▶ [TASK STATEMENT]: Everything from the line containing "Convert this screenshot" to the last line of the records must be returned verbatim; nothing else belongs in the output.

▶ [EXTRACTED INFORMATION]:
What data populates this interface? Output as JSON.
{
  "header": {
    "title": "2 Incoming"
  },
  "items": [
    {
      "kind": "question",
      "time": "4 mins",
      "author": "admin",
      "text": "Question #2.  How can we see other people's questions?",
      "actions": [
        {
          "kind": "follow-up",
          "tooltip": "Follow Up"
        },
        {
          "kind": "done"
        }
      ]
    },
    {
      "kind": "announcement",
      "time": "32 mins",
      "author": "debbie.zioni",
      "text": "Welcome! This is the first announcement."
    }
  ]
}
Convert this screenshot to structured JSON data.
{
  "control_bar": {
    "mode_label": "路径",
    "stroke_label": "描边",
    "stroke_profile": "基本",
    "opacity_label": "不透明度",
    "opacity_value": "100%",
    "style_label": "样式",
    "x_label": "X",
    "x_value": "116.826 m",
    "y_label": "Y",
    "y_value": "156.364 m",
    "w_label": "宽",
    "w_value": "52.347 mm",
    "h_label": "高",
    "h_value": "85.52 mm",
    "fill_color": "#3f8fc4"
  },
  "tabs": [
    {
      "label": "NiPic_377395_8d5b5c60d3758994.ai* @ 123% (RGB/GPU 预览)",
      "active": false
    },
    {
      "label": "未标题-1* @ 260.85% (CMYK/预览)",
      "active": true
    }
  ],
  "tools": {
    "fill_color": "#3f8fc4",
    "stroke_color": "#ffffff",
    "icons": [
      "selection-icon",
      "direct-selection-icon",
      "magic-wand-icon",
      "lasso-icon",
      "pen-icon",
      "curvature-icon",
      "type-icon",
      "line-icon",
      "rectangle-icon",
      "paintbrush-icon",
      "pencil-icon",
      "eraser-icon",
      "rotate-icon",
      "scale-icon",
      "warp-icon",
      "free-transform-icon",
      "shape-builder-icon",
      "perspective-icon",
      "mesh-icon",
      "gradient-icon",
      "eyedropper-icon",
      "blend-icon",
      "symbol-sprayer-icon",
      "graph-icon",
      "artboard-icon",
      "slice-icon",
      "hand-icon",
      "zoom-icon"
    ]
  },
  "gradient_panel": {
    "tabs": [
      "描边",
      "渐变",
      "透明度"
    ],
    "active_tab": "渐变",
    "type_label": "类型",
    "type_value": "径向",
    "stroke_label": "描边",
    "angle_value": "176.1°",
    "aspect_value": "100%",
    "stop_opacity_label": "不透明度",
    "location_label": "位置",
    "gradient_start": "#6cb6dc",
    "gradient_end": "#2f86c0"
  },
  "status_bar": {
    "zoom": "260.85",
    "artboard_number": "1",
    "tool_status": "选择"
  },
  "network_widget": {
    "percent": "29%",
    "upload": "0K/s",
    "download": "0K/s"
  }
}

▶ [ANSWER TO THE PROBLEM]:
Convert this screenshot to structured JSON data.
{
  "control_bar": {
    "mode_label": "路径",
    "stroke_label": "描边",
    "stroke_profile": "基本",
    "opacity_label": "不透明度",
    "opacity_value": "100%",
    "style_label": "样式",
    "x_label": "X",
    "x_value": "116.826 m",
    "y_label": "Y",
    "y_value": "156.364 m",
    "w_label": "宽",
    "w_value": "52.347 mm",
    "h_label": "高",
    "h_value": "85.52 mm",
    "fill_color": "#3f8fc4"
  },
  "tabs": [
    {
      "label": "NiPic_377395_8d5b5c60d3758994.ai* @ 123% (RGB/GPU 预览)",
      "active": false
    },
    {
      "label": "未标题-1* @ 260.85% (CMYK/预览)",
      "active": true
    }
  ],
  "tools": {
    "fill_color": "#3f8fc4",
    "stroke_color": "#ffffff",
    "icons": [
      "selection-icon",
      "direct-selection-icon",
      "magic-wand-icon",
      "lasso-icon",
      "pen-icon",
      "curvature-icon",
      "type-icon",
      "line-icon",
      "rectangle-icon",
      "paintbrush-icon",
      "pencil-icon",
      "eraser-icon",
      "rotate-icon",
      "scale-icon",
      "warp-icon",
      "free-transform-icon",
      "shape-builder-icon",
      "perspective-icon",
      "mesh-icon",
      "gradient-icon",
      "eyedropper-icon",
      "blend-icon",
      "symbol-sprayer-icon",
      "graph-icon",
      "artboard-icon",
      "slice-icon",
      "hand-icon",
      "zoom-icon"
    ]
  },
  "gradient_panel": {
    "tabs": [
      "描边",
      "渐变",
      "透明度"
    ],
    "active_tab": "渐变",
    "type_label": "类型",
    "type_value": "径向",
    "stroke_label": "描边",
    "angle_value": "176.1°",
    "aspect_value": "100%",
    "stop_opacity_label": "不透明度",
    "location_label": "位置",
    "gradient_start": "#6cb6dc",
    "gradient_end": "#2f86c0"
  },
  "status_bar": {
    "zoom": "260.85",
    "artboard_number": "1",
    "tool_status": "选择"
  },
  "network_widget": {
    "percent": "29%",
    "upload": "0K/s",
    "download": "0K/s"
  }
}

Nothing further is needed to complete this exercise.